- _SELECTED PASSAGE_:
>> Begin

Scottish Executive Regional Development Challenge Fund: draft for consultation

Helen Wilkinson, November 2003,
Response from the Museums Association
General comments

In general, the Museums Association welcomes the proposal that Scottish museums should be encouraged to work together in ways which enable them to provide a better service to their users.

The idea of establishing a regional framework for joint working is sound and should enable funding to be channelled effectively to museums across Scotland. Once established, such a framework could provide a solid basis for applying any additional investment that the Executive is able to make available in future.

However, while the principles underpinning the framework may be sound, we believe that the plans for implementation need to be adjusted in several crucial respects to ensure that the investment does deliver benefits for museums and their users across Scotland. Most importantly, we are concerned that, as it is currently envisaged, the regional development framework may not succeed in increasing the capacity of Scottish museums.

The consultation document rightly identifies increasing capacity and sustainability of the museum sector through partnership as the key aim of the new investment. The proposed funding is clearly not enough to solve the problems of the Scottish museum sector, but it could be a step in the right direction with some adjustments.

>> End

- _INFORMATION GIVEN_:

>> Begin

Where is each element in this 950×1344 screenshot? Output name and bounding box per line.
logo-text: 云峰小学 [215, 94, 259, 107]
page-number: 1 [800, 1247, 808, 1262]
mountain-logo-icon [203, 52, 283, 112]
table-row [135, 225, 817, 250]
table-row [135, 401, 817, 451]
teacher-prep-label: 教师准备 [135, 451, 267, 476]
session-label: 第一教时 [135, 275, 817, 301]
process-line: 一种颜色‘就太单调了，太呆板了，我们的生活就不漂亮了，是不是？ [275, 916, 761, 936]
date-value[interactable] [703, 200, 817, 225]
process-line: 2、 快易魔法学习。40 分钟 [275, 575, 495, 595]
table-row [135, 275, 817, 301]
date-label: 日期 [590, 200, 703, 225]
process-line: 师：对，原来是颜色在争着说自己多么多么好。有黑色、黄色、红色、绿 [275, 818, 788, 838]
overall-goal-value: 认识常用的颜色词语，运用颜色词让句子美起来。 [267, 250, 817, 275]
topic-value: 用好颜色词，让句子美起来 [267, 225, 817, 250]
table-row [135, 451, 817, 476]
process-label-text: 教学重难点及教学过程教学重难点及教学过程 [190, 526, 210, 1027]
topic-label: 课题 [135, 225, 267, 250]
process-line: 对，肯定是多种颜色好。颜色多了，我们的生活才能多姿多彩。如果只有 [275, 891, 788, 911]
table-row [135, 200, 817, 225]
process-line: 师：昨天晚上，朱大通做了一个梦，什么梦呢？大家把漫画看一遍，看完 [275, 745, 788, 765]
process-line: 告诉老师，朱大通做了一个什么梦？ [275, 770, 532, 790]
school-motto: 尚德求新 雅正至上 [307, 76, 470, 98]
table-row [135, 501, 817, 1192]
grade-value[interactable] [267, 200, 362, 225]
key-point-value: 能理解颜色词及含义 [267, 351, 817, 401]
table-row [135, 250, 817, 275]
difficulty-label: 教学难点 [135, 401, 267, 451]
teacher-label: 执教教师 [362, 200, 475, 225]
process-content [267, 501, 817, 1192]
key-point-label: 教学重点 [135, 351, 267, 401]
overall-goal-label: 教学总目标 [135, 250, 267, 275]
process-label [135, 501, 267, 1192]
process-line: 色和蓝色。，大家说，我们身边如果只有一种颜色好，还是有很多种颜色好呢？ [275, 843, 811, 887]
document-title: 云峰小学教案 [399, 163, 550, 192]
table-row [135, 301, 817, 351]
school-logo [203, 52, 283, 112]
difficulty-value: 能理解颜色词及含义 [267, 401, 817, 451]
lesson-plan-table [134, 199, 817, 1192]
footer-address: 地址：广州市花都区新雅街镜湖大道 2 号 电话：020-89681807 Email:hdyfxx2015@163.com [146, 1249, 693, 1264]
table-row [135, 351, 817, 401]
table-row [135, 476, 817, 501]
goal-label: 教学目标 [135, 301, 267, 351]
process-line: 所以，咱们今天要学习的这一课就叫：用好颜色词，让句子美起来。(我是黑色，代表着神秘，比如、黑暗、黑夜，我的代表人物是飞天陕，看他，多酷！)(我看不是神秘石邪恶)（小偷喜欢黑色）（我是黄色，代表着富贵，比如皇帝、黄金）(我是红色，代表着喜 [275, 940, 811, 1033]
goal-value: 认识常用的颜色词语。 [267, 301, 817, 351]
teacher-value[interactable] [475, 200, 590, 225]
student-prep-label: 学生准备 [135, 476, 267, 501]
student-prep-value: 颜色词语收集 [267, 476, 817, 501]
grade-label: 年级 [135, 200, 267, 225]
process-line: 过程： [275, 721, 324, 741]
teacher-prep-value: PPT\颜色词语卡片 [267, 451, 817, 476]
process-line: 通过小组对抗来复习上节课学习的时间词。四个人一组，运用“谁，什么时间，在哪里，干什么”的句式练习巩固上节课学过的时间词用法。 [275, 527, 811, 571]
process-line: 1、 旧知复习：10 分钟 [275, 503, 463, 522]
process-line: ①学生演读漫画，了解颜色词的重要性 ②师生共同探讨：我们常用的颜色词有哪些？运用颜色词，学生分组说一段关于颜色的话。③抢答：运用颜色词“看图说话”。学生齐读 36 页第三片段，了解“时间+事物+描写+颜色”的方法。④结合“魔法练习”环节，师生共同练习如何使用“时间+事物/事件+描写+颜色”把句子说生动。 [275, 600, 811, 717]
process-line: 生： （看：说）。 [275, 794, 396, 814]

>> End

- _PROBLEM TO WORK ON_: Please reproduce the consultation response from "Helen Wilkinson, November" up to and including "available in future.", changing "framework" to "structure" throughout.

- _EXERCISE RESULT_:
Helen Wilkinson, November 2003,
Response from the Museums Association
General comments

In general, the Museums Association welcomes the proposal that Scottish museums should be encouraged to work together in ways which enable them to provide a better service to their users.

The idea of establishing a regional structure for joint working is sound and should enable funding to be channelled effectively to museums across Scotland. Once established, such a structure could provide a solid basis for applying any additional investment that the Executive is able to make available in future.